Written request —
Put the lines from the one containing "Find all labels, buttons, inputs, and" through the one containing "candle-body — [142, 98, 148, 118]" into a Markdown table with the columns Row and Line, numbering each line in order and leaving out any blank lines.

Data extract —
● ● ●

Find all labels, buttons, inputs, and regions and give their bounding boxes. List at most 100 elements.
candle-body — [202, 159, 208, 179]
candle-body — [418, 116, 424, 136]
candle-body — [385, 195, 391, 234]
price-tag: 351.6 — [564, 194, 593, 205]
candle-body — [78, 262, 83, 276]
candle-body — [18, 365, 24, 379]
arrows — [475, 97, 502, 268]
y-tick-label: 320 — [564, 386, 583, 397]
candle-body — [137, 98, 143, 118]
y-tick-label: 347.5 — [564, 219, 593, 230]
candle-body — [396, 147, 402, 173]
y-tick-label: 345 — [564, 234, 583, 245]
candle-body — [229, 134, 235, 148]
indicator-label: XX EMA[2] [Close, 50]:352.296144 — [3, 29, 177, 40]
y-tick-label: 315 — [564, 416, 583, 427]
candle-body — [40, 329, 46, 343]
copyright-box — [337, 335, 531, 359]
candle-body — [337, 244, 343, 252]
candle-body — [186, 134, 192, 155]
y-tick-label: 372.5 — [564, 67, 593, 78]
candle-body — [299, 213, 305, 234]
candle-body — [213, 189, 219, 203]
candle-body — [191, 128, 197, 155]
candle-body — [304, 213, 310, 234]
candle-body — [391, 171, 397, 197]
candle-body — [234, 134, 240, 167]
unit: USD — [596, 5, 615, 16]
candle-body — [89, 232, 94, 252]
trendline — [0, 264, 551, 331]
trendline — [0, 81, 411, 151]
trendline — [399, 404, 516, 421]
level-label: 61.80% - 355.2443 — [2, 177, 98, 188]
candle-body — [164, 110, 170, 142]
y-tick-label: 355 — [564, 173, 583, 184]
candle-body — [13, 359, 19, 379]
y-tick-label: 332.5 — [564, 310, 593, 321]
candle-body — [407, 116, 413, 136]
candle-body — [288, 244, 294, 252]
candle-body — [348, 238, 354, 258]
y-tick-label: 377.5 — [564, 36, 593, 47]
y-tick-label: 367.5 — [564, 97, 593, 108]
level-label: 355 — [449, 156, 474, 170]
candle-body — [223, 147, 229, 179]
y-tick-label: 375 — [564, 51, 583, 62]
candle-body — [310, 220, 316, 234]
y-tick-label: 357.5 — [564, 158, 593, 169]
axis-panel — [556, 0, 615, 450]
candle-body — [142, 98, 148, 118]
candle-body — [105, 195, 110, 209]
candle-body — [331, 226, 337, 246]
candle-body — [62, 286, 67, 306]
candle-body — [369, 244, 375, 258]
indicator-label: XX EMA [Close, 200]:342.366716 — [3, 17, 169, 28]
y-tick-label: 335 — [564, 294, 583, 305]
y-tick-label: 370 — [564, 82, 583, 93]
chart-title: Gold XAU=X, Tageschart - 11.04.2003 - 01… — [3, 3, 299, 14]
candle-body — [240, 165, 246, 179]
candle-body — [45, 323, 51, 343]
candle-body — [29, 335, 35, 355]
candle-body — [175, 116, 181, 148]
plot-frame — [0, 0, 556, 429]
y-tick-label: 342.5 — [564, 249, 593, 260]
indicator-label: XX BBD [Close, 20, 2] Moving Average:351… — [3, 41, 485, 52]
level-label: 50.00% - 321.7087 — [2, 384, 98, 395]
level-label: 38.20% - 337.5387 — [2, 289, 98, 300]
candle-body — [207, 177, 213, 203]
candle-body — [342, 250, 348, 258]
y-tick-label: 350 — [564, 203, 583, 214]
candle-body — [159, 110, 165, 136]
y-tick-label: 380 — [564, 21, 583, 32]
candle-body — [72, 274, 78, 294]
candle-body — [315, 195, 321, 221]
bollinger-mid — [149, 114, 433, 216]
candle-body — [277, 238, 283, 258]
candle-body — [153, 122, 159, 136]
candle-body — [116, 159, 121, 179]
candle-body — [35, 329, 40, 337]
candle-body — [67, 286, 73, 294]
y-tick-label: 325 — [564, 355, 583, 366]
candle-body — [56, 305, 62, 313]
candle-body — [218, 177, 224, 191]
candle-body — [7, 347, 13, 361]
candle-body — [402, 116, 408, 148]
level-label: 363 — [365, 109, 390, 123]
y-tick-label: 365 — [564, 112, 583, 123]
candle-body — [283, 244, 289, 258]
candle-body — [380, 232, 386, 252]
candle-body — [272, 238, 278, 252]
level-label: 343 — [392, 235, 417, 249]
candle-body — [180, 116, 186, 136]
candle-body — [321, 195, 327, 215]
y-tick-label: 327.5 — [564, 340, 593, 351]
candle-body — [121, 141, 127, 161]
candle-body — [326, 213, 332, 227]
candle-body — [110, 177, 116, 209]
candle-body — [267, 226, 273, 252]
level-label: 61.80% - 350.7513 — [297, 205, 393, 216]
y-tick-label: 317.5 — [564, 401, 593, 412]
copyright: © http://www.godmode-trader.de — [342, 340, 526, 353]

● ● ●

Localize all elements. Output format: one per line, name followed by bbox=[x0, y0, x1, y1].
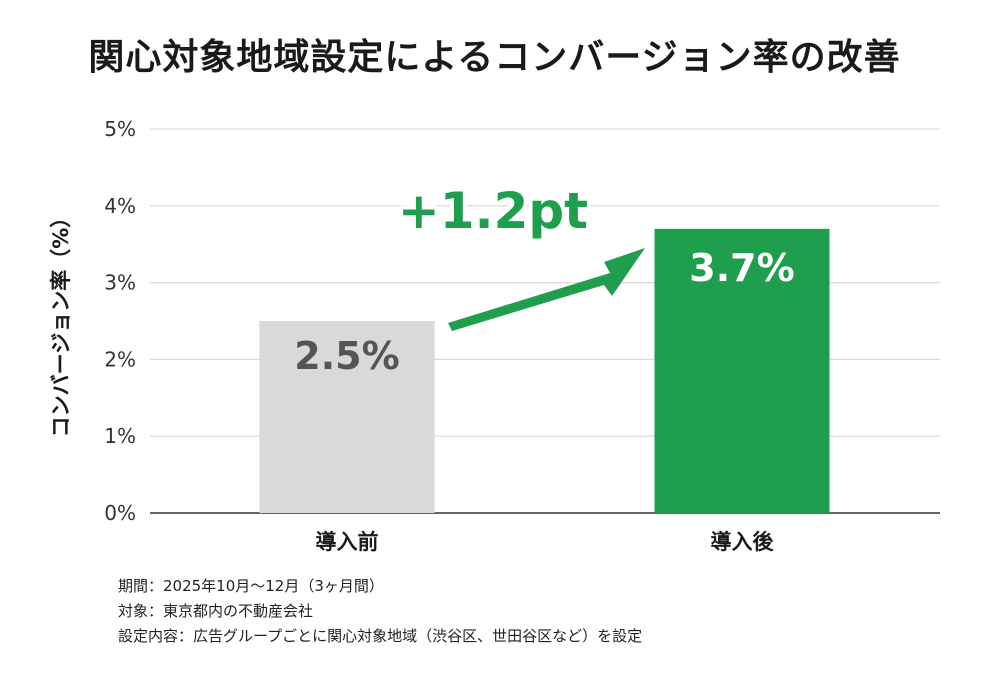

● ● ●

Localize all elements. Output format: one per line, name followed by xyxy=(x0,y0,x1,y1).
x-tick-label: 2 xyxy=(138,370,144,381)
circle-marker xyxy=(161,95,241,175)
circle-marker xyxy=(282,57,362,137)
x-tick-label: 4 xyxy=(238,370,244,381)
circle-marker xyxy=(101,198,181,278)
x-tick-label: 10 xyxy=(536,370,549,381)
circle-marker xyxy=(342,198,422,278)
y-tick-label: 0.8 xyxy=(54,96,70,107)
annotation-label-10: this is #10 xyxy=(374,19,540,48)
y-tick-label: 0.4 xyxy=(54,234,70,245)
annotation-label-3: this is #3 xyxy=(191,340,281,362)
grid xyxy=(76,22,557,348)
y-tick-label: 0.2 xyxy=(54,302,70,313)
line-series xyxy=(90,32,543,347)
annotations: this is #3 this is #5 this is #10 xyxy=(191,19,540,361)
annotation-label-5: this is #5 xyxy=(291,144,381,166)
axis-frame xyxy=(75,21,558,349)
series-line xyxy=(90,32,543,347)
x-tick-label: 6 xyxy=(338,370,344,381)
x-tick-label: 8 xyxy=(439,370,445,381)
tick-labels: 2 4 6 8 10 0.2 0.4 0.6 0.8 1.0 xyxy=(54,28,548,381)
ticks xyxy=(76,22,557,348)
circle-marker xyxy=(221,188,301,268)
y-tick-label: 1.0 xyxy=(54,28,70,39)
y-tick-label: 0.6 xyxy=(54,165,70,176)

● ● ●

Response —
| Row | Line |
|---|---|
| 1 | Find all labels, buttons, inputs, and regions and give their bounding boxes. List at most 100 elements. |
| 2 | candle-body — [202, 159, 208, 179] |
| 3 | candle-body — [418, 116, 424, 136] |
| 4 | candle-body — [385, 195, 391, 234] |
| 5 | price-tag: 351.6 — [564, 194, 593, 205] |
| 6 | candle-body — [78, 262, 83, 276] |
| 7 | candle-body — [18, 365, 24, 379] |
| 8 | arrows — [475, 97, 502, 268] |
| 9 | y-tick-label: 320 — [564, 386, 583, 397] |
| 10 | candle-body — [137, 98, 143, 118] |
| 11 | y-tick-label: 347.5 — [564, 219, 593, 230] |
| 12 | candle-body — [396, 147, 402, 173] |
| 13 | y-tick-label: 345 — [564, 234, 583, 245] |
| 14 | candle-body — [229, 134, 235, 148] |
| 15 | indicator-label: XX EMA[2] [Close, 50]:352.296144 — [3, 29, 177, 40] |
| 16 | y-tick-label: 315 — [564, 416, 583, 427] |
| 17 | candle-body — [40, 329, 46, 343] |
| 18 | copyright-box — [337, 335, 531, 359] |
| 19 | candle-body — [337, 244, 343, 252] |
| 20 | candle-body — [186, 134, 192, 155] |
| 21 | y-tick-label: 372.5 — [564, 67, 593, 78] |
| 22 | candle-body — [299, 213, 305, 234] |
| 23 | candle-body — [213, 189, 219, 203] |
| 24 | candle-body — [191, 128, 197, 155] |
| 25 | candle-body — [304, 213, 310, 234] |
| 26 | candle-body — [391, 171, 397, 197] |
| 27 | candle-body — [234, 134, 240, 167] |
| 28 | unit: USD — [596, 5, 615, 16] |
| 29 | candle-body — [89, 232, 94, 252] |
| 30 | trendline — [0, 264, 551, 331] |
| 31 | trendline — [0, 81, 411, 151] |
| 32 | trendline — [399, 404, 516, 421] |
| 33 | level-label: 61.80% - 355.2443 — [2, 177, 98, 188] |
| 34 | candle-body — [164, 110, 170, 142] |
| 35 | y-tick-label: 355 — [564, 173, 583, 184] |
| 36 | candle-body — [13, 359, 19, 379] |
| 37 | y-tick-label: 332.5 — [564, 310, 593, 321] |
| 38 | candle-body — [407, 116, 413, 136] |
| 39 | candle-body — [288, 244, 294, 252] |
| 40 | candle-body — [348, 238, 354, 258] |
| 41 | y-tick-label: 377.5 — [564, 36, 593, 47] |
| 42 | y-tick-label: 367.5 — [564, 97, 593, 108] |
| 43 | level-label: 355 — [449, 156, 474, 170] |
| 44 | candle-body — [223, 147, 229, 179] |
| 45 | y-tick-label: 375 — [564, 51, 583, 62] |
| 46 | candle-body — [310, 220, 316, 234] |
| 47 | y-tick-label: 357.5 — [564, 158, 593, 169] |
| 48 | axis-panel — [556, 0, 615, 450] |
| 49 | candle-body — [142, 98, 148, 118] |